[Dataset entries]

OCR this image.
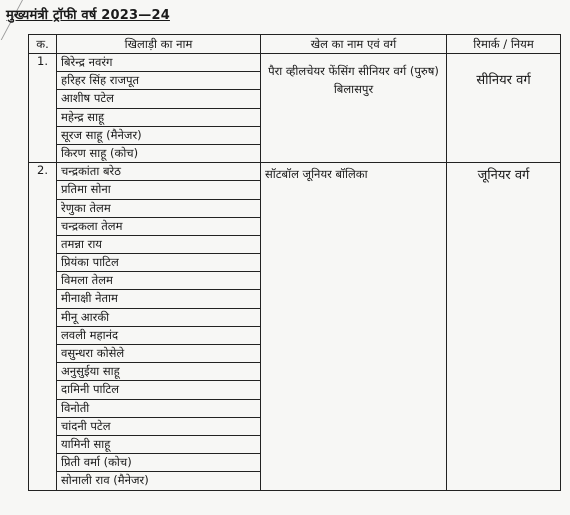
मुख्यमंत्री ट्रॉफी वर्ष 2023—24
क.	खिलाड़ी का नाम	खेल का नाम एवं वर्ग	रिमार्क / नियम
1.	बिरेन्द्र नवरंग	पैरा व्हीलचेयर फेंसिंग सीनियर वर्ग (पुरुष) बिलासपुर	सीनियर वर्ग
	हरिहर सिंह राजपूत		
	आशीष पटेल		
	महेन्द्र साहू		
	सूरज साहू (मैनेजर)		
	किरण साहू (कोच)		
2.	चन्द्रकांता बरेठ	सॉटबॉल जूनियर बॉलिका	जूनियर वर्ग
	प्रतिमा सोना		
	रेणुका तेलम		
	चन्द्रकला तेलम		
	तमन्ना राय		
	प्रियंका पाटिल		
	विमला तेलम		
	मीनाक्षी नेताम		
	मीनू आरकी		
	लवली महानंद		
	वसुन्धरा कोसेले		
	अनुसुईया साहू		
	दामिनी पाटिल		
	विनोती		
	चांदनी पटेल		
	यामिनी साहू		
	प्रिती वर्मा (कोच)		
	सोनाली राव (मैनेजर)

Written instruction: Without the pictures, write out every entry precisely as it appears.

Problem solution:
OCR this image.
मुख्यमंत्री ट्रॉफी वर्ष 2023—24
क.	खिलाड़ी का नाम	खेल का नाम एवं वर्ग	रिमार्क / नियम
1.	बिरेन्द्र नवरंग	पैरा व्हीलचेयर फेंसिंग सीनियर वर्ग (पुरुष) बिलासपुर	सीनियर वर्ग
	हरिहर सिंह राजपूत		
	आशीष पटेल		
	महेन्द्र साहू		
	सूरज साहू (मैनेजर)		
	किरण साहू (कोच)		
2.	चन्द्रकांता बरेठ	सॉटबॉल जूनियर बॉलिका	जूनियर वर्ग
	प्रतिमा सोना		
	रेणुका तेलम		
	चन्द्रकला तेलम		
	तमन्ना राय		
	प्रियंका पाटिल		
	विमला तेलम		
	मीनाक्षी नेताम		
	मीनू आरकी		
	लवली महानंद		
	वसुन्धरा कोसेले		
	अनुसुईया साहू		
	दामिनी पाटिल		
	विनोती		
	चांदनी पटेल		
	यामिनी साहू		
	प्रिती वर्मा (कोच)		
	सोनाली राव (मैनेजर)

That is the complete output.